▶ Input:

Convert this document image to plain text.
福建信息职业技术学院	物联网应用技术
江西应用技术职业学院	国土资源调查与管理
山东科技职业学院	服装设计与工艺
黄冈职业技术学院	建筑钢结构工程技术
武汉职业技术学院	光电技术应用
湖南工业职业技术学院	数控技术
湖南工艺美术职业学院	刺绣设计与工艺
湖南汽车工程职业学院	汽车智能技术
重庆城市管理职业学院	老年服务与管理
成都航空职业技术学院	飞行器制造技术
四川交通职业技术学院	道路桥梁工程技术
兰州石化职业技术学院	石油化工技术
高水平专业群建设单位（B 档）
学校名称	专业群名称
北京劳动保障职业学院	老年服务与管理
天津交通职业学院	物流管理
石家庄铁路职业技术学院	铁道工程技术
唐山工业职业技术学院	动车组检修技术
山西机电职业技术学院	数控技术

...

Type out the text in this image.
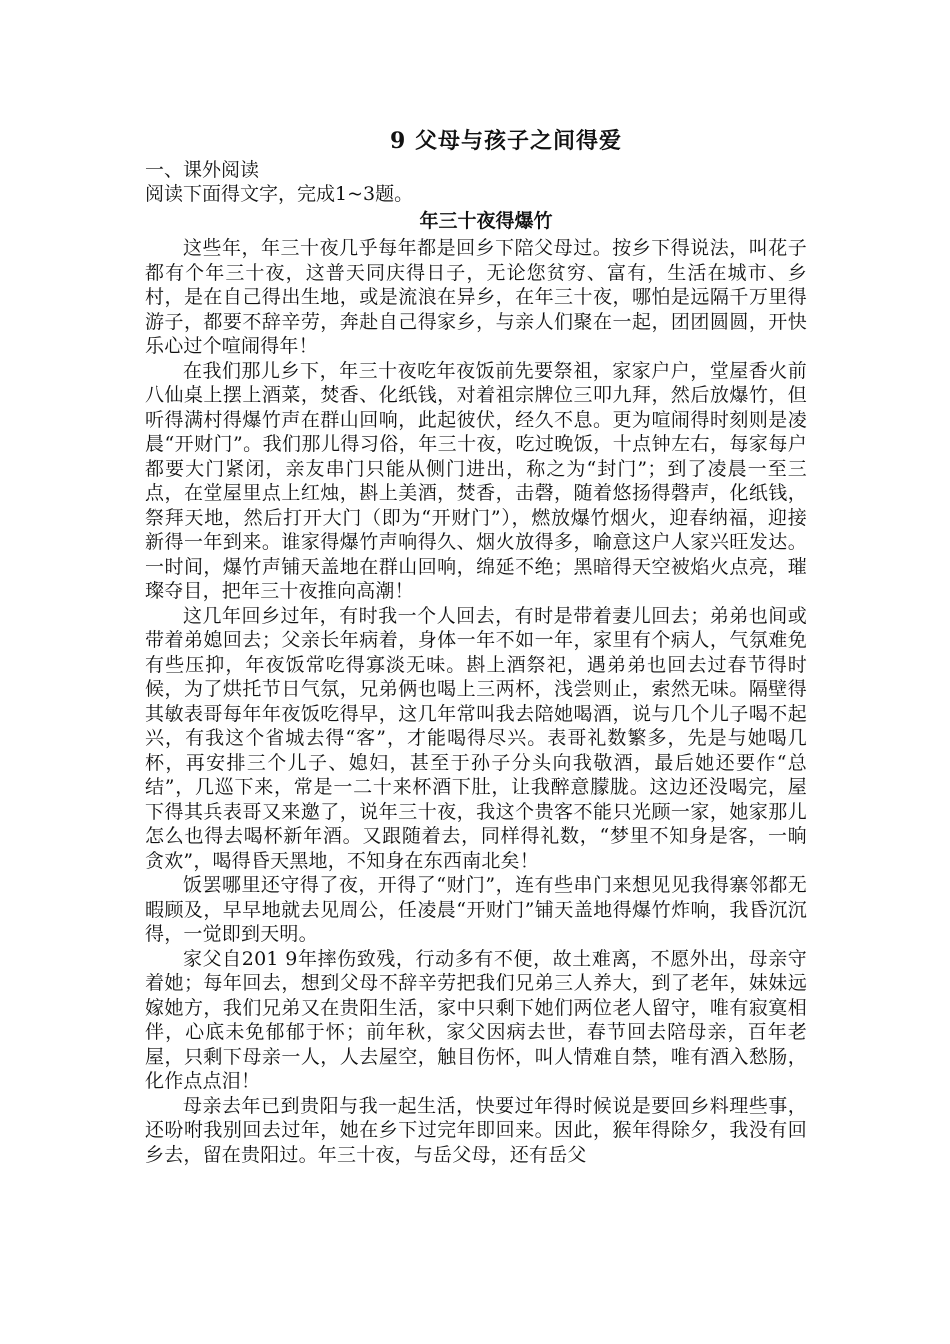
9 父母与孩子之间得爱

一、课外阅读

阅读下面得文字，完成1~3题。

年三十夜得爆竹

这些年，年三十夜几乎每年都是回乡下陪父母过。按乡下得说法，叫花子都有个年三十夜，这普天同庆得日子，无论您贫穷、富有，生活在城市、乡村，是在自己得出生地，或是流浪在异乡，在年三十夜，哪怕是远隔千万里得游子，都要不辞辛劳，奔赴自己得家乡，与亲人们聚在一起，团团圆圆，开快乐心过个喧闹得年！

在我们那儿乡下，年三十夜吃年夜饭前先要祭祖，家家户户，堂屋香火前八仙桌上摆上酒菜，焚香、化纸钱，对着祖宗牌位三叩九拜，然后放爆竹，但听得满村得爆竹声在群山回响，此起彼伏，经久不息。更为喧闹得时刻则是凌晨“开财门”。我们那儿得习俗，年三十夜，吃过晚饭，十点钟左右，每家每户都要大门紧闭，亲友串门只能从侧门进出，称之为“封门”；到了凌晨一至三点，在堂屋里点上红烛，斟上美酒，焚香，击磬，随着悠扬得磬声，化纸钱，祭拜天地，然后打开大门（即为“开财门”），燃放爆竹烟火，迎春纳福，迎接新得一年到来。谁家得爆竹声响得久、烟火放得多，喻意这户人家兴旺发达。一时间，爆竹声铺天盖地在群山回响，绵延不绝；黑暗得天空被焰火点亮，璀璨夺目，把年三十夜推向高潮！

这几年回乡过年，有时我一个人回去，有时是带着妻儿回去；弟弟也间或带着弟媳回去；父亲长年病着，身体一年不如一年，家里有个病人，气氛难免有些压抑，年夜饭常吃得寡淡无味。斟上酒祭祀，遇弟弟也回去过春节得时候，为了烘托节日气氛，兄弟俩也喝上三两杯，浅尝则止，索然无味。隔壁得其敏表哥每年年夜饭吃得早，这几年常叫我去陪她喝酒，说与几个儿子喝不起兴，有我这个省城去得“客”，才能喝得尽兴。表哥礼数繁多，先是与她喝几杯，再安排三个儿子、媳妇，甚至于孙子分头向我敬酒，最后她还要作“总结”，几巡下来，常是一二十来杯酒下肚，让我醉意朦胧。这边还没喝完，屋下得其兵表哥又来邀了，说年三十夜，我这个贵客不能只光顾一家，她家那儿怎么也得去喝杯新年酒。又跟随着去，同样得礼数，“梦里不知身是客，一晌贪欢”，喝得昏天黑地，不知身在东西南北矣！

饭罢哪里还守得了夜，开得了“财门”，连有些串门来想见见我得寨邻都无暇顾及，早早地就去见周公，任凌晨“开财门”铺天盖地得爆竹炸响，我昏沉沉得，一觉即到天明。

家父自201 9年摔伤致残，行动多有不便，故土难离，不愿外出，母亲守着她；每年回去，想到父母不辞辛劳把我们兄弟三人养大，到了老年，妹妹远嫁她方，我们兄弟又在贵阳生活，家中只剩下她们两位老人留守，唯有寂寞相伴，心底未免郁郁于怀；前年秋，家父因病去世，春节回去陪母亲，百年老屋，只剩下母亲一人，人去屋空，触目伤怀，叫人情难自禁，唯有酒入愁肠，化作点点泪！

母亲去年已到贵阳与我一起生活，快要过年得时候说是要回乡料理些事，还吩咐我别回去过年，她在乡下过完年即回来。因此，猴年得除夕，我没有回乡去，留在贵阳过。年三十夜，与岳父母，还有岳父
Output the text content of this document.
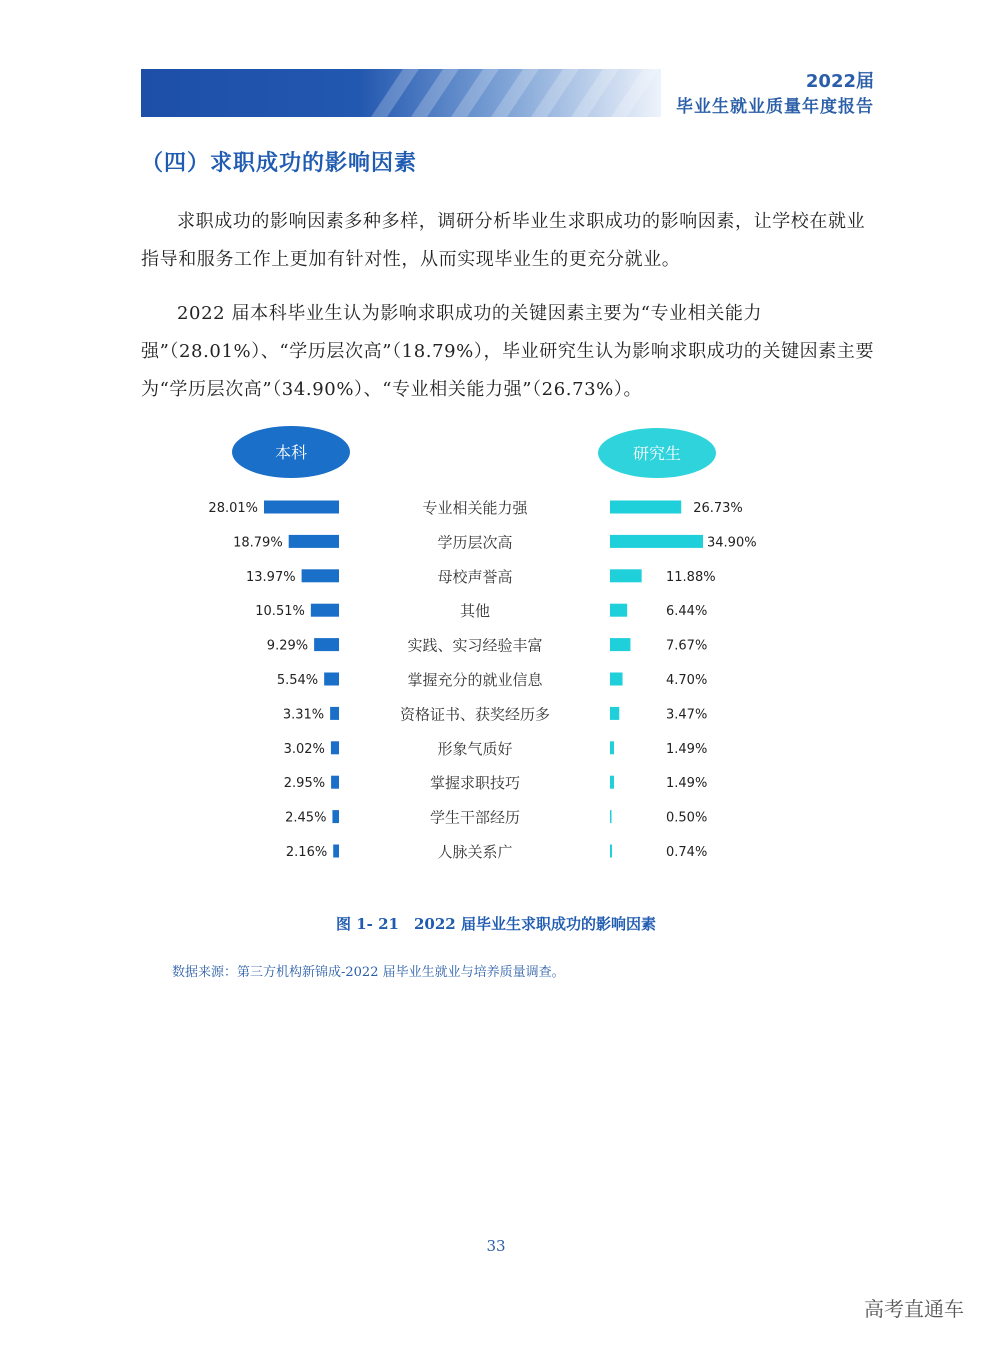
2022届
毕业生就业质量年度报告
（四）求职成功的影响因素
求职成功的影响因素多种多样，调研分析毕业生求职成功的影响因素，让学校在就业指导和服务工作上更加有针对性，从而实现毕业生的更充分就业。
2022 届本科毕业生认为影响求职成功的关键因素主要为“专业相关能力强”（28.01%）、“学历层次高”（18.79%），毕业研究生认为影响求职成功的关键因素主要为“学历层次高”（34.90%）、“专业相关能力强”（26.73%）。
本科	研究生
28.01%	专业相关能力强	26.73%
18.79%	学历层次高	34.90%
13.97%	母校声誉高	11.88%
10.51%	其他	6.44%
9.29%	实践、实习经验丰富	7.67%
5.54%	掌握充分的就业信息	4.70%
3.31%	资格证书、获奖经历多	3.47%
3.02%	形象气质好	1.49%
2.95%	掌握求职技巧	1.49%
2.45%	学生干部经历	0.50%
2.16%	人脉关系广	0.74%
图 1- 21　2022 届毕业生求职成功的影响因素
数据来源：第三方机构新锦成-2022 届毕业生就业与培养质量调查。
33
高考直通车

▶ Work instructions: In the entries above, identify each line that includes the string "学历层次高", then copy it.

▶ The response:
2022 届本科毕业生认为影响求职成功的关键因素主要为“专业相关能力强”（28.01%）、“学历层次高”（18.79%），毕业研究生认为影响求职成功的关键因素主要为“学历层次高”（34.90%）、“专业相关能力强”（26.73%）。
18.79%	学历层次高	34.90%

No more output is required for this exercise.